- _Written instruction_: Reproduce all the lines exactly as they stand, apart from the pictures.

───── Data entries

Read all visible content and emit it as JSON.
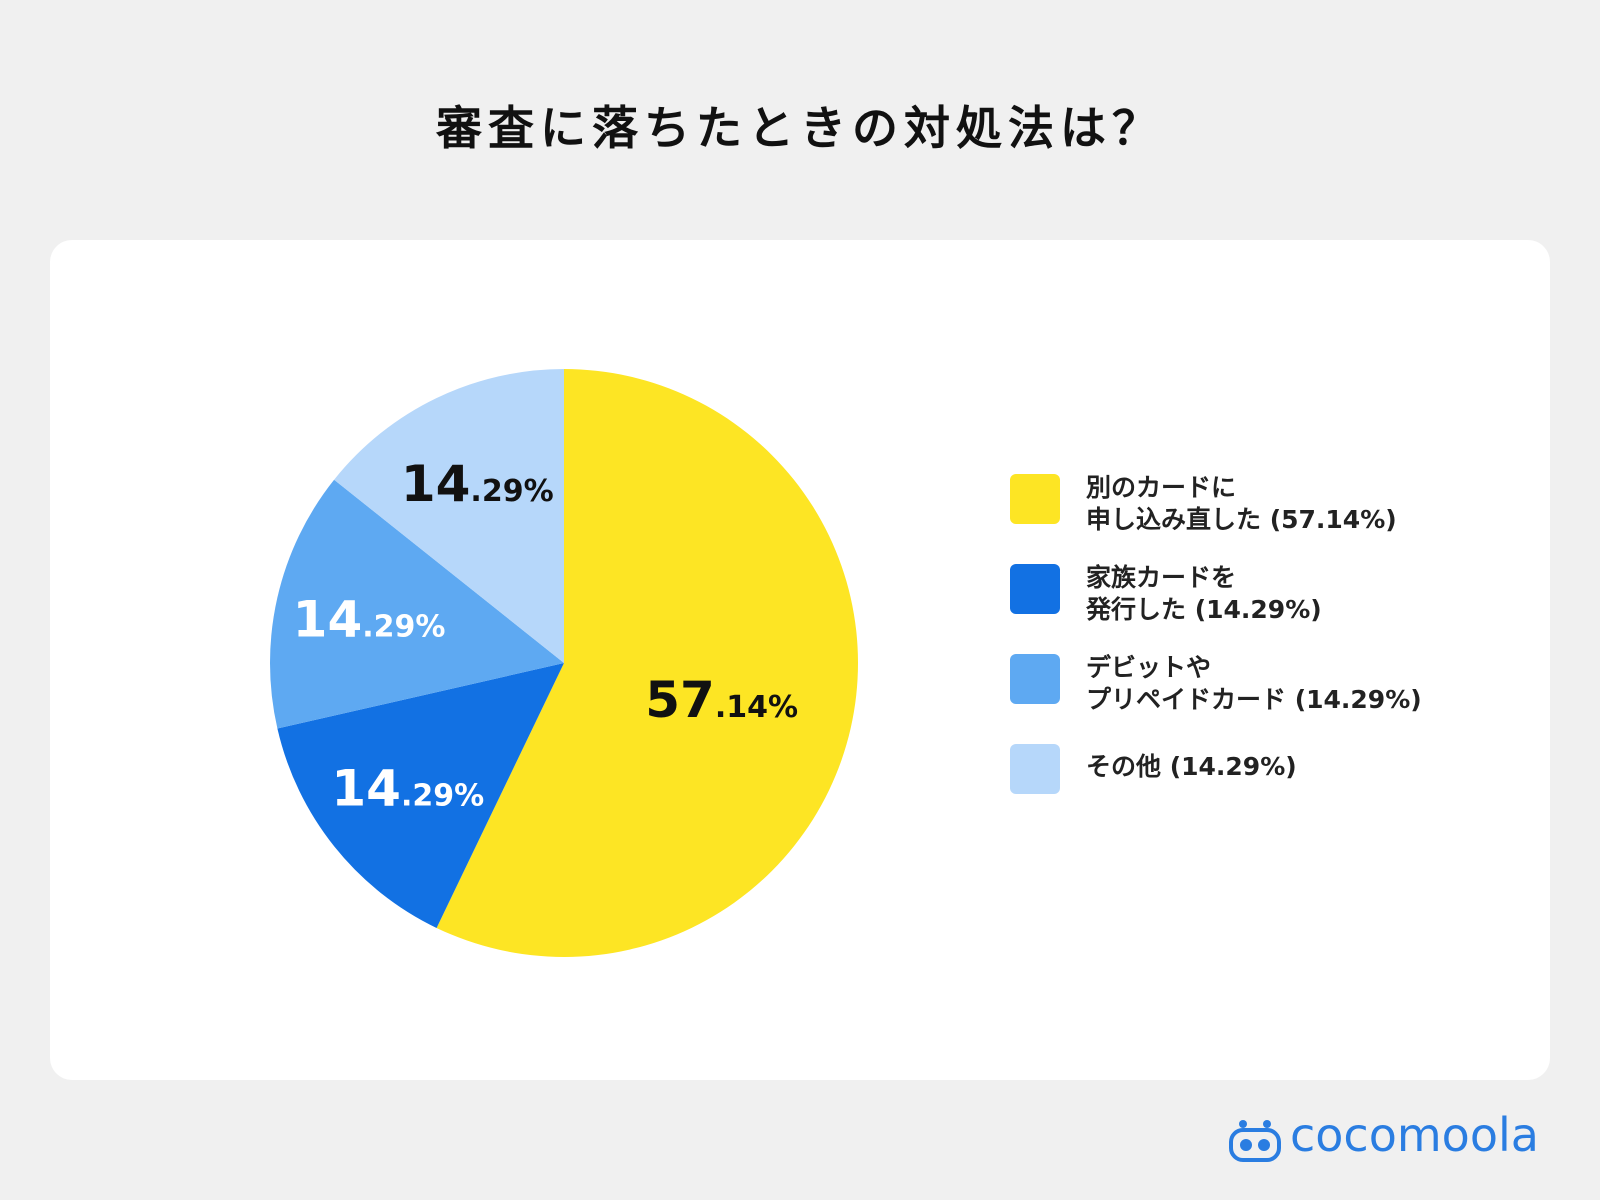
{
  "title": "審査に落ちたときの対処法は？",
  "chart_data": {
    "type": "pie",
    "slices": [
      {
        "label_lines": [
          "別のカードに",
          "申し込み直した (57.14%)"
        ],
        "value": 57.14,
        "big": "57",
        "small": ".14%",
        "color": "#fde524",
        "text_color": "#111111"
      },
      {
        "label_lines": [
          "家族カードを",
          "発行した (14.29%)"
        ],
        "value": 14.29,
        "big": "14",
        "small": ".29%",
        "color": "#1271e3",
        "text_color": "#ffffff"
      },
      {
        "label_lines": [
          "デビットや",
          "プリペイドカード (14.29%)"
        ],
        "value": 14.29,
        "big": "14",
        "small": ".29%",
        "color": "#5ea9f2",
        "text_color": "#ffffff"
      },
      {
        "label_lines": [
          "その他 (14.29%)"
        ],
        "value": 14.29,
        "big": "14",
        "small": ".29%",
        "color": "#b6d7fa",
        "text_color": "#111111"
      }
    ]
  },
  "brand": {
    "name": "cocomoola",
    "color": "#2a7de1"
  }
}
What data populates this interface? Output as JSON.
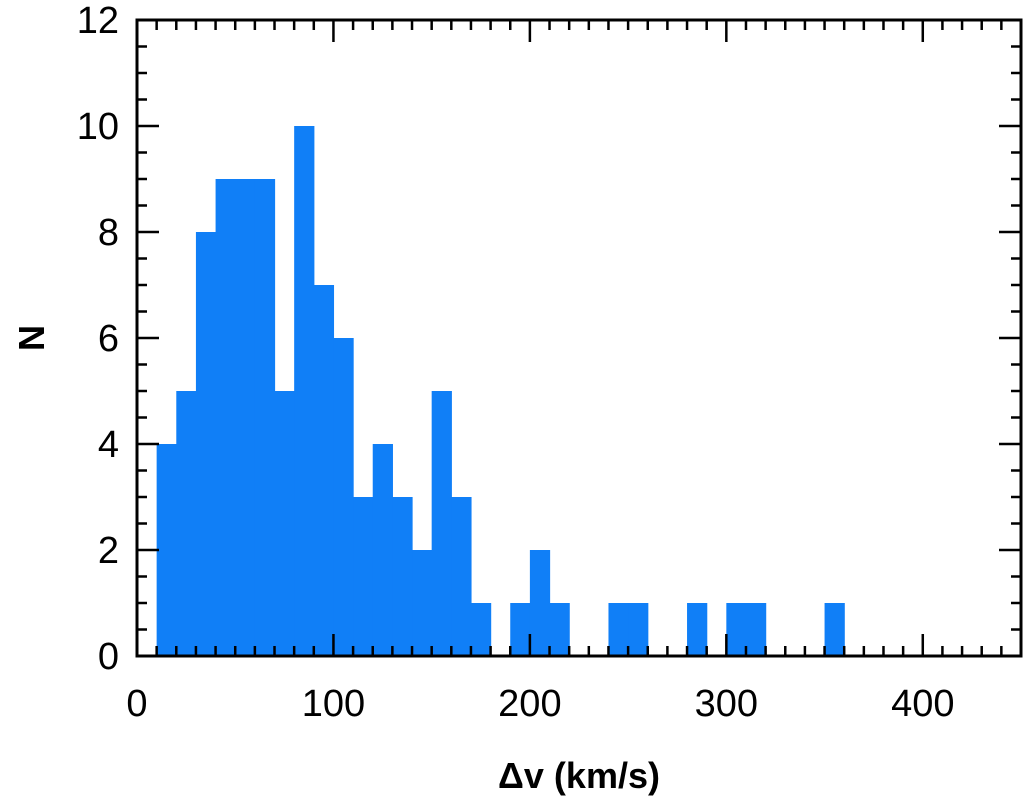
{
  "chart_data": {
    "type": "bar",
    "title": "",
    "xlabel": "Δv (km/s)",
    "ylabel": "N",
    "xlim": [
      0,
      450
    ],
    "ylim": [
      0,
      12
    ],
    "bin_width": 10,
    "bar_color": "#107ff7",
    "xticks": [
      0,
      100,
      200,
      300,
      400
    ],
    "yticks": [
      0,
      2,
      4,
      6,
      8,
      10,
      12
    ],
    "bins": [
      {
        "x0": 10,
        "x1": 20,
        "count": 4
      },
      {
        "x0": 20,
        "x1": 30,
        "count": 5
      },
      {
        "x0": 30,
        "x1": 40,
        "count": 8
      },
      {
        "x0": 40,
        "x1": 50,
        "count": 9
      },
      {
        "x0": 50,
        "x1": 60,
        "count": 9
      },
      {
        "x0": 60,
        "x1": 70,
        "count": 9
      },
      {
        "x0": 70,
        "x1": 80,
        "count": 5
      },
      {
        "x0": 80,
        "x1": 90,
        "count": 10
      },
      {
        "x0": 90,
        "x1": 100,
        "count": 7
      },
      {
        "x0": 100,
        "x1": 110,
        "count": 6
      },
      {
        "x0": 110,
        "x1": 120,
        "count": 3
      },
      {
        "x0": 120,
        "x1": 130,
        "count": 4
      },
      {
        "x0": 130,
        "x1": 140,
        "count": 3
      },
      {
        "x0": 140,
        "x1": 150,
        "count": 2
      },
      {
        "x0": 150,
        "x1": 160,
        "count": 5
      },
      {
        "x0": 160,
        "x1": 170,
        "count": 3
      },
      {
        "x0": 170,
        "x1": 180,
        "count": 1
      },
      {
        "x0": 190,
        "x1": 200,
        "count": 1
      },
      {
        "x0": 200,
        "x1": 210,
        "count": 2
      },
      {
        "x0": 210,
        "x1": 220,
        "count": 1
      },
      {
        "x0": 240,
        "x1": 250,
        "count": 1
      },
      {
        "x0": 250,
        "x1": 260,
        "count": 1
      },
      {
        "x0": 280,
        "x1": 290,
        "count": 1
      },
      {
        "x0": 300,
        "x1": 310,
        "count": 1
      },
      {
        "x0": 310,
        "x1": 320,
        "count": 1
      },
      {
        "x0": 350,
        "x1": 360,
        "count": 1
      }
    ]
  }
}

──────────

- _Correct result_:
Read all visible content and emit it as JSON.
{
  "title": "審査に落ちたときの対処法は？",
  "chart_data": {
    "type": "pie",
    "slices": [
      {
        "label_lines": [
          "別のカードに",
          "申し込み直した (57.14%)"
        ],
        "value": 57.14,
        "big": "57",
        "small": ".14%",
        "color": "#fde524",
        "text_color": "#111111"
      },
      {
        "label_lines": [
          "家族カードを",
          "発行した (14.29%)"
        ],
        "value": 14.29,
        "big": "14",
        "small": ".29%",
        "color": "#1271e3",
        "text_color": "#ffffff"
      },
      {
        "label_lines": [
          "デビットや",
          "プリペイドカード (14.29%)"
        ],
        "value": 14.29,
        "big": "14",
        "small": ".29%",
        "color": "#5ea9f2",
        "text_color": "#ffffff"
      },
      {
        "label_lines": [
          "その他 (14.29%)"
        ],
        "value": 14.29,
        "big": "14",
        "small": ".29%",
        "color": "#b6d7fa",
        "text_color": "#111111"
      }
    ]
  },
  "brand": {
    "name": "cocomoola",
    "color": "#2a7de1"
  }
}
What data populates this interface? Output as JSON.
{
  "chart_data": {
    "type": "bar",
    "title": "",
    "xlabel": "Δv (km/s)",
    "ylabel": "N",
    "xlim": [
      0,
      450
    ],
    "ylim": [
      0,
      12
    ],
    "bin_width": 10,
    "bar_color": "#107ff7",
    "xticks": [
      0,
      100,
      200,
      300,
      400
    ],
    "yticks": [
      0,
      2,
      4,
      6,
      8,
      10,
      12
    ],
    "bins": [
      {
        "x0": 10,
        "x1": 20,
        "count": 4
      },
      {
        "x0": 20,
        "x1": 30,
        "count": 5
      },
      {
        "x0": 30,
        "x1": 40,
        "count": 8
      },
      {
        "x0": 40,
        "x1": 50,
        "count": 9
      },
      {
        "x0": 50,
        "x1": 60,
        "count": 9
      },
      {
        "x0": 60,
        "x1": 70,
        "count": 9
      },
      {
        "x0": 70,
        "x1": 80,
        "count": 5
      },
      {
        "x0": 80,
        "x1": 90,
        "count": 10
      },
      {
        "x0": 90,
        "x1": 100,
        "count": 7
      },
      {
        "x0": 100,
        "x1": 110,
        "count": 6
      },
      {
        "x0": 110,
        "x1": 120,
        "count": 3
      },
      {
        "x0": 120,
        "x1": 130,
        "count": 4
      },
      {
        "x0": 130,
        "x1": 140,
        "count": 3
      },
      {
        "x0": 140,
        "x1": 150,
        "count": 2
      },
      {
        "x0": 150,
        "x1": 160,
        "count": 5
      },
      {
        "x0": 160,
        "x1": 170,
        "count": 3
      },
      {
        "x0": 170,
        "x1": 180,
        "count": 1
      },
      {
        "x0": 190,
        "x1": 200,
        "count": 1
      },
      {
        "x0": 200,
        "x1": 210,
        "count": 2
      },
      {
        "x0": 210,
        "x1": 220,
        "count": 1
      },
      {
        "x0": 240,
        "x1": 250,
        "count": 1
      },
      {
        "x0": 250,
        "x1": 260,
        "count": 1
      },
      {
        "x0": 280,
        "x1": 290,
        "count": 1
      },
      {
        "x0": 300,
        "x1": 310,
        "count": 1
      },
      {
        "x0": 310,
        "x1": 320,
        "count": 1
      },
      {
        "x0": 350,
        "x1": 360,
        "count": 1
      }
    ]
  }
}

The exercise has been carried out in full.